··· Text passage ···

A Monetary Judgment You Cannot Collect On
By Jedidiah McKeehan
“That judgment is not worth the paper it’s written on!” There are certain phrases that all lawyers know and have ready to spout out if the situation is right, and this is one of them.
What does this phrase mean? Let me give you an example. You are a landlord and you rent out an apartment to someone. After a few months, they stop paying rent and you file an eviction to have them removed from the property and for the back rent they owe you.
You go to court and the tenant does not even show up for court. The judge awards you the property and whatever amount you say the tenant owes. Hurray! You have won!
Now what though? You have no idea where that tenant lives, you call the place he was employed previously and now he does not work there, and you do not know at what bank he has a bank account (if he has one at all). So while you have a judgment against the tenant for X dollars, you have no way to actually collect the money you are owed. And thus the phrase was born that started this article.

···

→ **Written instruction A**
Repeat the screenshot listing below with "bounding box" swapped for "enclosing box" and everything else unchanged, omitting the pictures.

··· Raw data ···

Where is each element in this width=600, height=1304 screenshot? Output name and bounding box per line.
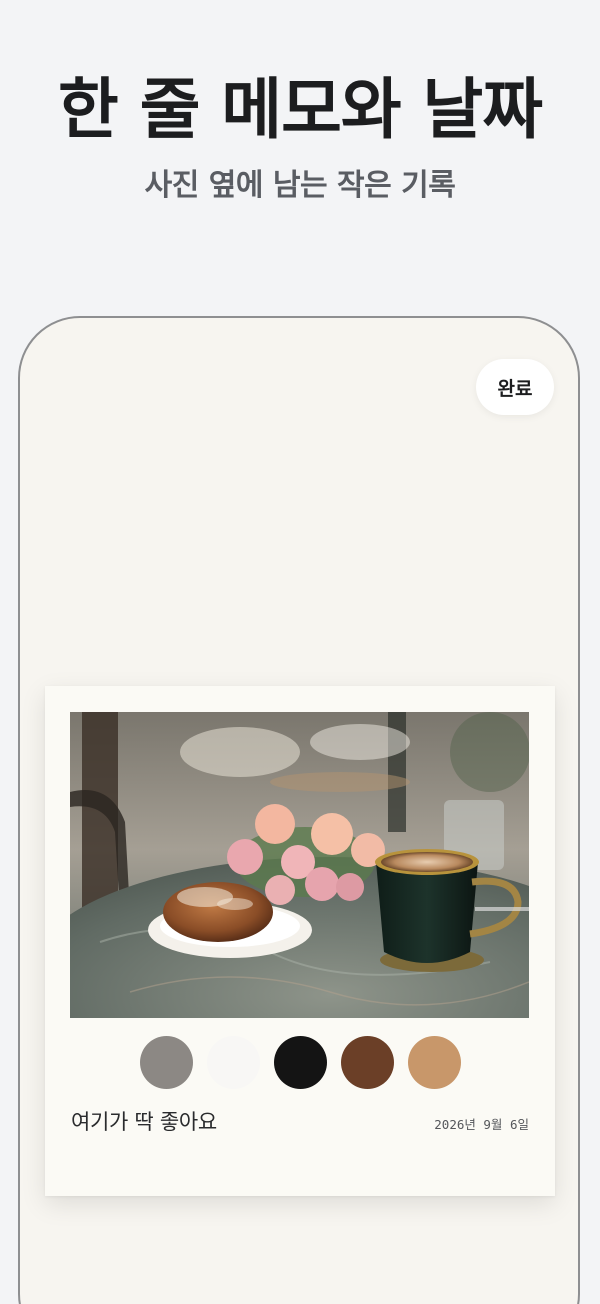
done-button[interactable]: 완료 [476, 359, 554, 415]
swatch-brown[interactable] [340, 1036, 394, 1089]
page-subtitle: 사진 옆에 남는 작은 기록 [144, 168, 456, 203]
swatch-gray[interactable] [139, 1036, 193, 1089]
cafe-photo[interactable] [70, 712, 529, 1018]
photo-card: 여기가 딱 좋아요 2026년 9월 6일 [45, 686, 555, 1196]
date-label: 2026년 9월 6일 [434, 1117, 529, 1132]
swatch-white[interactable] [206, 1036, 260, 1089]
phone-frame: 완료 여기가 딱 좋아요 2026년 9월 6일 [18, 316, 580, 1304]
swatch-black[interactable] [273, 1036, 327, 1089]
memo-text[interactable]: 여기가 딱 좋아요 [71, 1106, 217, 1136]
app-screen: 한 줄 메모와 날짜 사진 옆에 남는 작은 기록 완료 여기가 딱 좋아요 2… [0, 0, 600, 1304]
swatch-tan[interactable] [407, 1036, 461, 1089]
color-palette [45, 1036, 555, 1089]
cafe-photo-image [70, 712, 529, 1018]
page-title: 한 줄 메모와 날짜 [58, 71, 543, 148]
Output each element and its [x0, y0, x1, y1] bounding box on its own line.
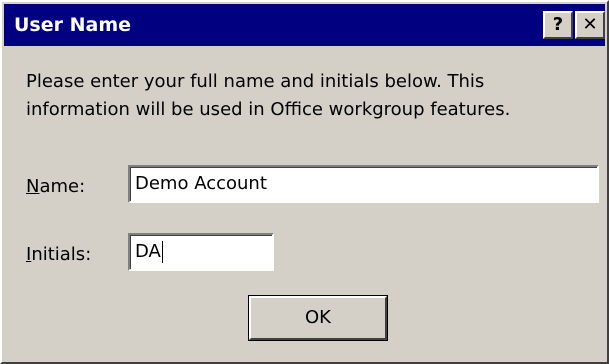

···

→ **Written instruction B**
Supply the next part of the article on monetary judgments that cannot be collected, picking up after its final sentence.

→ **Exercise response A**
Where is each element in this width=600, height=1304 screenshot? Output name and enclosing box per line.
done-button[interactable]: 완료 [476, 359, 554, 415]
swatch-brown[interactable] [340, 1036, 394, 1089]
page-subtitle: 사진 옆에 남는 작은 기록 [144, 168, 456, 203]
swatch-gray[interactable] [139, 1036, 193, 1089]
cafe-photo[interactable] [70, 712, 529, 1018]
photo-card: 여기가 딱 좋아요 2026년 9월 6일 [45, 686, 555, 1196]
date-label: 2026년 9월 6일 [434, 1117, 529, 1132]
swatch-white[interactable] [206, 1036, 260, 1089]
phone-frame: 완료 여기가 딱 좋아요 2026년 9월 6일 [18, 316, 580, 1304]
swatch-black[interactable] [273, 1036, 327, 1089]
memo-text[interactable]: 여기가 딱 좋아요 [71, 1106, 217, 1136]
app-screen: 한 줄 메모와 날짜 사진 옆에 남는 작은 기록 완료 여기가 딱 좋아요 2… [0, 0, 600, 1304]
swatch-tan[interactable] [407, 1036, 461, 1089]
color-palette [45, 1036, 555, 1089]
cafe-photo-image [70, 712, 529, 1018]
page-title: 한 줄 메모와 날짜 [58, 71, 543, 148]
Output each element and its [x0, y0, x1, y1] enclosing box on its own line.

→ **Exercise response B**
I understand that it is completely galling to walk away from collecting money that someone owes you, but it is generally not worth the time and effort to try to pursue something.
Can you do a bank levy? Sure. You have to pay money to levy the funds in a bank account. This assumes you know where they bank and they may have all of $13.00 in their account. And it is a one-time thing. You have to pay for each bank levy you attempt.
Can you garnish their wages? Possible. But you have to know where they work first.
Can you seize a vehicle or asset they own? It is possible, after a hearing, having the ability to get that item, then have it sold, and then they may still owe you money.
Can you record the judgment at the register of deeds? Sure, but most people who do not pay their bills do not own property.
Keep in mind, all of these collection endeavors cost money to pursue. Is it worth it? Only you can decide that, but many times the answer is a definitive “no.”
Jedidiah McKeehan is an attorney practicing in Knox County and surrounding counties. He works in many areas, including family law, criminal, and personal injury. Visit attorney-knoxville.com for more information about this legal issue and other legal issues.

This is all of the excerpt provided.